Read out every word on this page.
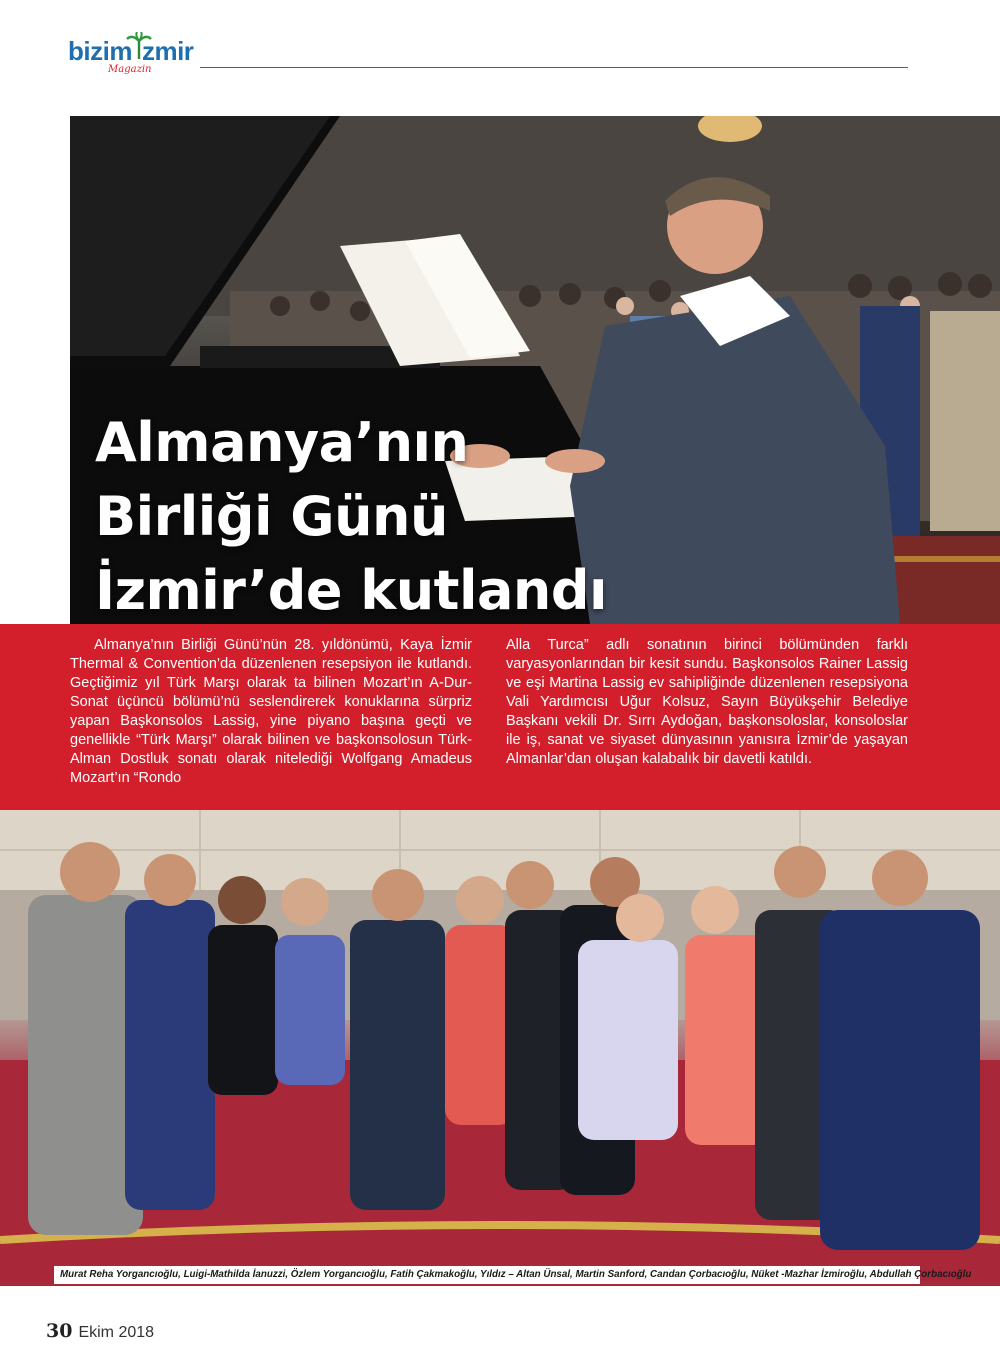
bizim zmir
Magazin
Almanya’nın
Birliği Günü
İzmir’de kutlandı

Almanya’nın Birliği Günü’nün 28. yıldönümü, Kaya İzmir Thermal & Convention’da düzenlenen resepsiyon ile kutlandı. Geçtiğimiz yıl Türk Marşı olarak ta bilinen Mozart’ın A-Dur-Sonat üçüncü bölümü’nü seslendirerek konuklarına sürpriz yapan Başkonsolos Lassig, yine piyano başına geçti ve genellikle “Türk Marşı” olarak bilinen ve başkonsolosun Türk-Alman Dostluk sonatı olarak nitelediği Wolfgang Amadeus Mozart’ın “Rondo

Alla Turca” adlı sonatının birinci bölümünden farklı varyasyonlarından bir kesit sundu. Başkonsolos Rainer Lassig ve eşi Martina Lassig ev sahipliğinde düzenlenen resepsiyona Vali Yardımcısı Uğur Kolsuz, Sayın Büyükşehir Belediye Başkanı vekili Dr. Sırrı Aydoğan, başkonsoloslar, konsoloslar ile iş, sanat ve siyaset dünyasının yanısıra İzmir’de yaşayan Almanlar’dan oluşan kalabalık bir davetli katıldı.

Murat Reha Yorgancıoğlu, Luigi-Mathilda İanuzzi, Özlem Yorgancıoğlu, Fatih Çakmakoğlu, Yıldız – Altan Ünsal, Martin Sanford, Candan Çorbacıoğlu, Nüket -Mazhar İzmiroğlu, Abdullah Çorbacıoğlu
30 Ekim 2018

====

Problem to work on: Copy every record above exactly as written, but leave out the pictures.

Full answer:
Read out every word on this page.
bizim zmir
Magazin
Almanya’nın
Birliği Günü
İzmir’de kutlandı

Almanya’nın Birliği Günü’nün 28. yıldönümü, Kaya İzmir Thermal & Convention’da düzenlenen resepsiyon ile kutlandı. Geçtiğimiz yıl Türk Marşı olarak ta bilinen Mozart’ın A-Dur-Sonat üçüncü bölümü’nü seslendirerek konuklarına sürpriz yapan Başkonsolos Lassig, yine piyano başına geçti ve genellikle “Türk Marşı” olarak bilinen ve başkonsolosun Türk-Alman Dostluk sonatı olarak nitelediği Wolfgang Amadeus Mozart’ın “Rondo

Alla Turca” adlı sonatının birinci bölümünden farklı varyasyonlarından bir kesit sundu. Başkonsolos Rainer Lassig ve eşi Martina Lassig ev sahipliğinde düzenlenen resepsiyona Vali Yardımcısı Uğur Kolsuz, Sayın Büyükşehir Belediye Başkanı vekili Dr. Sırrı Aydoğan, başkonsoloslar, konsoloslar ile iş, sanat ve siyaset dünyasının yanısıra İzmir’de yaşayan Almanlar’dan oluşan kalabalık bir davetli katıldı.

Murat Reha Yorgancıoğlu, Luigi-Mathilda İanuzzi, Özlem Yorgancıoğlu, Fatih Çakmakoğlu, Yıldız – Altan Ünsal, Martin Sanford, Candan Çorbacıoğlu, Nüket -Mazhar İzmiroğlu, Abdullah Çorbacıoğlu
30 Ekim 2018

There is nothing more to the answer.